Identify all lines of the data containing the string "size" and copy them.

------------------------------------------------

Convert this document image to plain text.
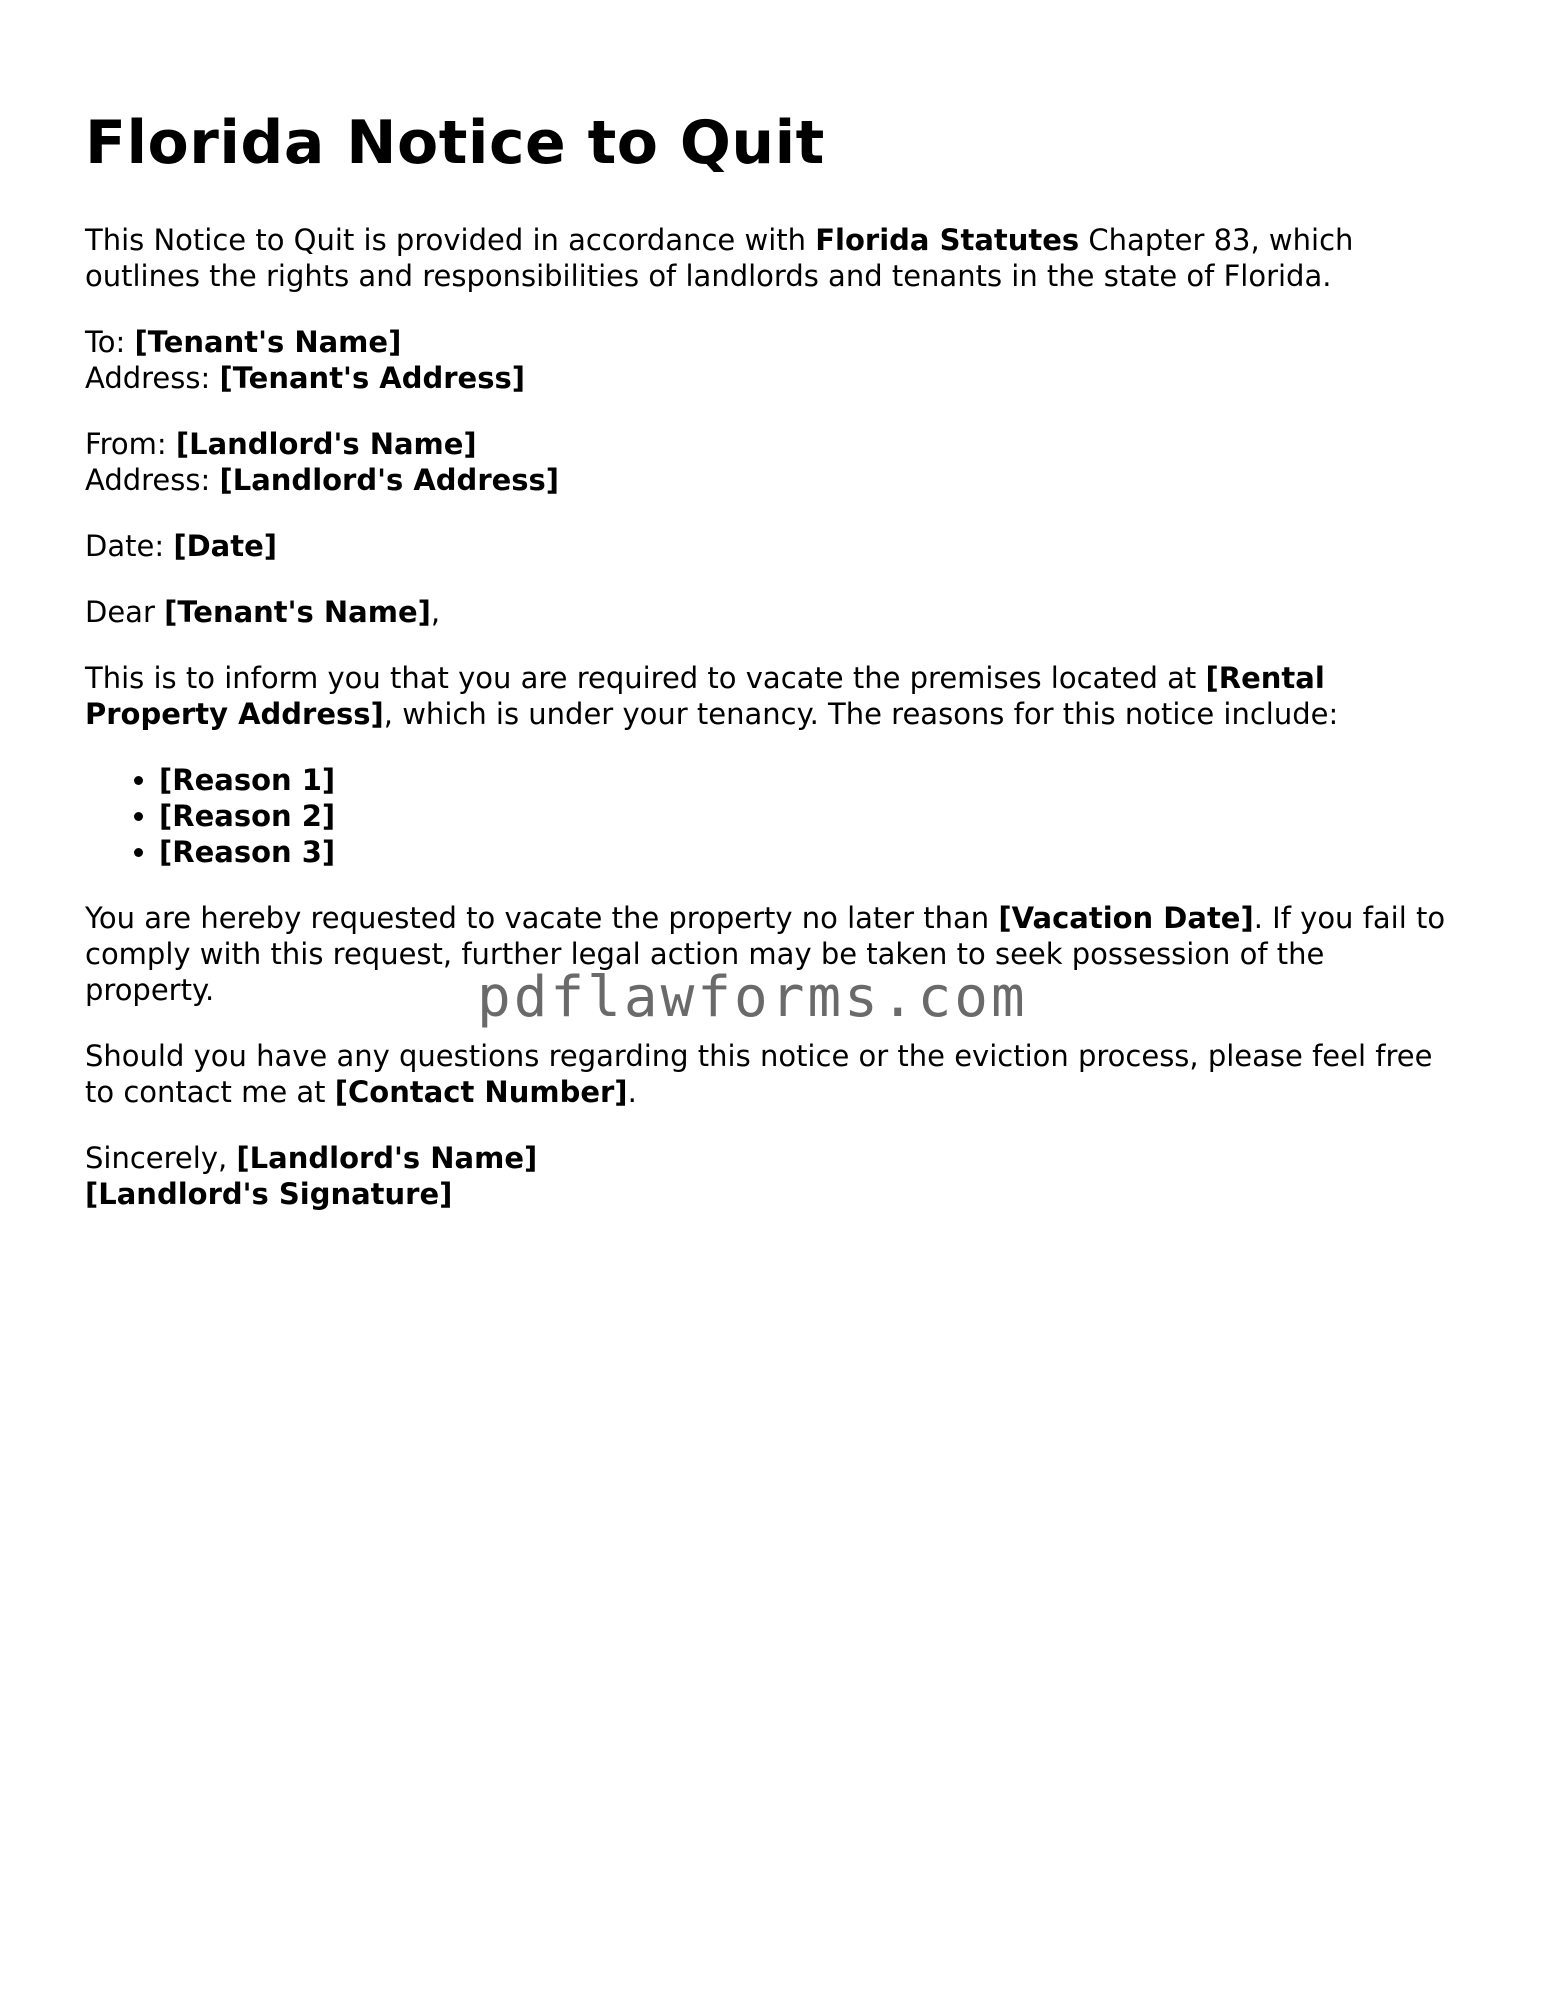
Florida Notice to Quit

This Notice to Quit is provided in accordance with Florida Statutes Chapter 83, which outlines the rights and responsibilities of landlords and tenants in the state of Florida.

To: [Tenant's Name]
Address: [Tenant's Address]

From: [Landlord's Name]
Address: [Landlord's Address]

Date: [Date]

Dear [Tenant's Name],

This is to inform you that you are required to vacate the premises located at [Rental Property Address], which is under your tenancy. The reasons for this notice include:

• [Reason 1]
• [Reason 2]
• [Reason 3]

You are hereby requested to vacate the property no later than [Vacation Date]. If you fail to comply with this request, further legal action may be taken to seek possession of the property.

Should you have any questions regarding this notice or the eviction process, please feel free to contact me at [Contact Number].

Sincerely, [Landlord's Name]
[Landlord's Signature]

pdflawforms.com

------------------------------------------------

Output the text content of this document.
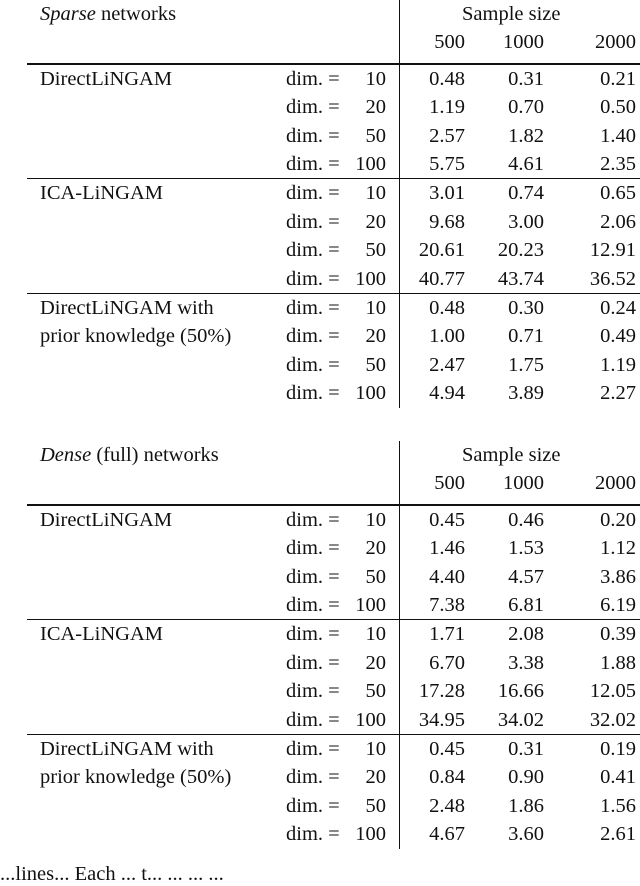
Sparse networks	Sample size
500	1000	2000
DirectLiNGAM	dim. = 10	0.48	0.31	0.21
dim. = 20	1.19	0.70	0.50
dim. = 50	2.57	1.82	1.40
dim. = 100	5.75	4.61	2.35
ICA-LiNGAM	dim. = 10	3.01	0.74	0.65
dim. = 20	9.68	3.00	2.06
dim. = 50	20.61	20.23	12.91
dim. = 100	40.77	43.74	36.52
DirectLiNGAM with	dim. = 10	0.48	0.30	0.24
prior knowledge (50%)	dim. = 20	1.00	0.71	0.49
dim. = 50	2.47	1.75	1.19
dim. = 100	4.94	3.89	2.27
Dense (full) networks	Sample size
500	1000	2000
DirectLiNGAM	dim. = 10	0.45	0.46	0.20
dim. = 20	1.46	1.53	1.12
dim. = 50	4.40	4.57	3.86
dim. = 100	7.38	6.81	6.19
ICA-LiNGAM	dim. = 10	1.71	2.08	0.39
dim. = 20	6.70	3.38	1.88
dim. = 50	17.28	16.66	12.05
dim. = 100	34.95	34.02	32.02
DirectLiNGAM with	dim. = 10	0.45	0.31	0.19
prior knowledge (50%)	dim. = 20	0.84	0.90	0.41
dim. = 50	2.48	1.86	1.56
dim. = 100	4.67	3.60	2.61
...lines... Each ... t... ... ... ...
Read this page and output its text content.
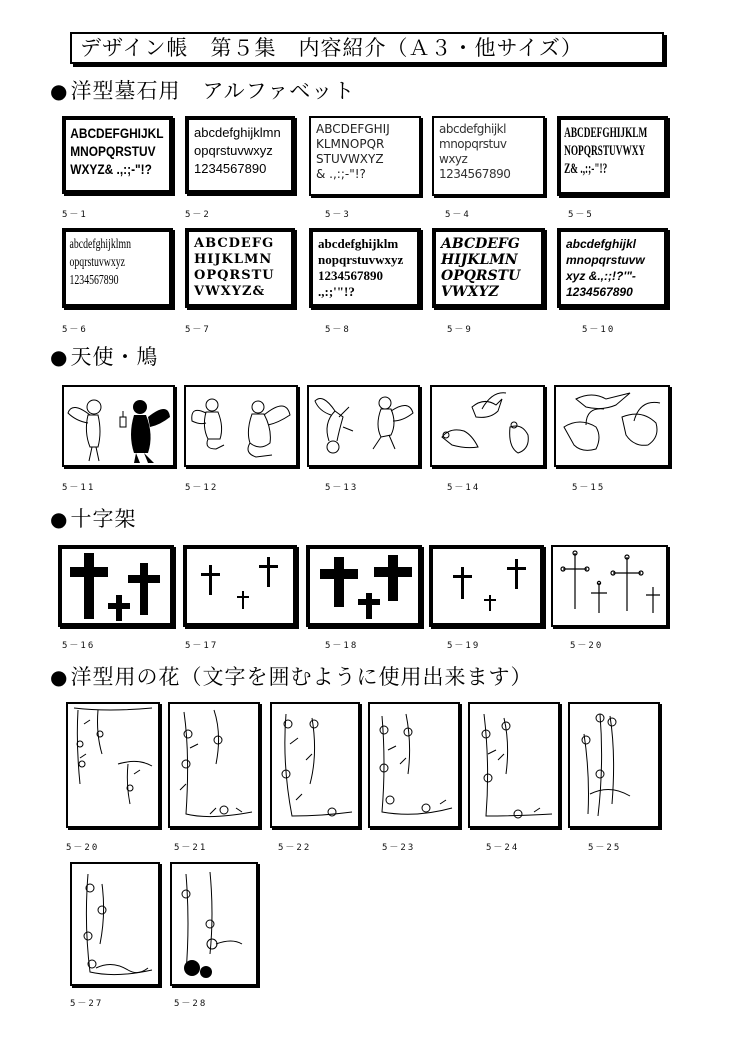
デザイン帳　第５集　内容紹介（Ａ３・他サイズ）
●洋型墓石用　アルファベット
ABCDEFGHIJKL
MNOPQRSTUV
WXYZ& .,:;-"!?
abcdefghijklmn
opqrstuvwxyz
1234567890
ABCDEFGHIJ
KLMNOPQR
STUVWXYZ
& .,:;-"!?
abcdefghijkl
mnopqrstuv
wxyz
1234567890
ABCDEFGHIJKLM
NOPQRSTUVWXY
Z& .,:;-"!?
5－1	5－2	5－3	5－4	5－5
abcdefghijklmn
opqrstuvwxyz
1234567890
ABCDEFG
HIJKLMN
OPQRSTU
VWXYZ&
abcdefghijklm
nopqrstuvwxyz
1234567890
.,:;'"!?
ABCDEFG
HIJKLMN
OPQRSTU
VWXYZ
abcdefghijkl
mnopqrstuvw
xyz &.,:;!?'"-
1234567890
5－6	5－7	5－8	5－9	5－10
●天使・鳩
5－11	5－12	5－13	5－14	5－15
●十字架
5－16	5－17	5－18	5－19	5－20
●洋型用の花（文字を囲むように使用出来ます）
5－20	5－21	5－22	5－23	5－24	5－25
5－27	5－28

------------------------------------------------

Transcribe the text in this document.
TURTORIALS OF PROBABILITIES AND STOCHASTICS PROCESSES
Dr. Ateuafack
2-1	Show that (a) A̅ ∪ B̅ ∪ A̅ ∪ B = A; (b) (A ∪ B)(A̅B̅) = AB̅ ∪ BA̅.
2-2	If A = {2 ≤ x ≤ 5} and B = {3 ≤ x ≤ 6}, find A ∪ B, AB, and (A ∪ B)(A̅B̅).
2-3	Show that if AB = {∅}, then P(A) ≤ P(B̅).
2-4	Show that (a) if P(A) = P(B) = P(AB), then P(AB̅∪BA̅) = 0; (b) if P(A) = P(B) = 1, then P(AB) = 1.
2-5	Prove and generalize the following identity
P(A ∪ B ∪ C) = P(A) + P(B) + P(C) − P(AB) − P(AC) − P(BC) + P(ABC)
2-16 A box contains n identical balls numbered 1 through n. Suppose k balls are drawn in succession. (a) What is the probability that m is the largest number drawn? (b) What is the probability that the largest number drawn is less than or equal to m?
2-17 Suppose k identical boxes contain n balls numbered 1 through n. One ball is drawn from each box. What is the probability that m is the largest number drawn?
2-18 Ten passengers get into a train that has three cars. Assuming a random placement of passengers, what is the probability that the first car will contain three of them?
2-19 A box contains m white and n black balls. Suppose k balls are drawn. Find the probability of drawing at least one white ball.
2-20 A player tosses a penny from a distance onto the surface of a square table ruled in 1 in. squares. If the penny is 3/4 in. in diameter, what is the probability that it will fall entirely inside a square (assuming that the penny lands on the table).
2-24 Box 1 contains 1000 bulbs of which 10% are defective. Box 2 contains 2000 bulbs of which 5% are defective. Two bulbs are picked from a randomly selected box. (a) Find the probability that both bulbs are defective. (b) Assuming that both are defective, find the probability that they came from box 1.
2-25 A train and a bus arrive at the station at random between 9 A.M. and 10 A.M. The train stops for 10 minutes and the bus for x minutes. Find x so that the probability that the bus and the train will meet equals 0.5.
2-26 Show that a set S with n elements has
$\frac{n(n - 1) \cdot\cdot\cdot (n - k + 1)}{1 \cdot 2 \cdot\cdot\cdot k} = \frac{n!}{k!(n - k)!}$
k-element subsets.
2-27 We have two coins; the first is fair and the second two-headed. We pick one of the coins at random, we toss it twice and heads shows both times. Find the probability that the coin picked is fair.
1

------------------------------------------------

• [Result]:
Sparse networks	Sample size
Dense (full) networks	Sample size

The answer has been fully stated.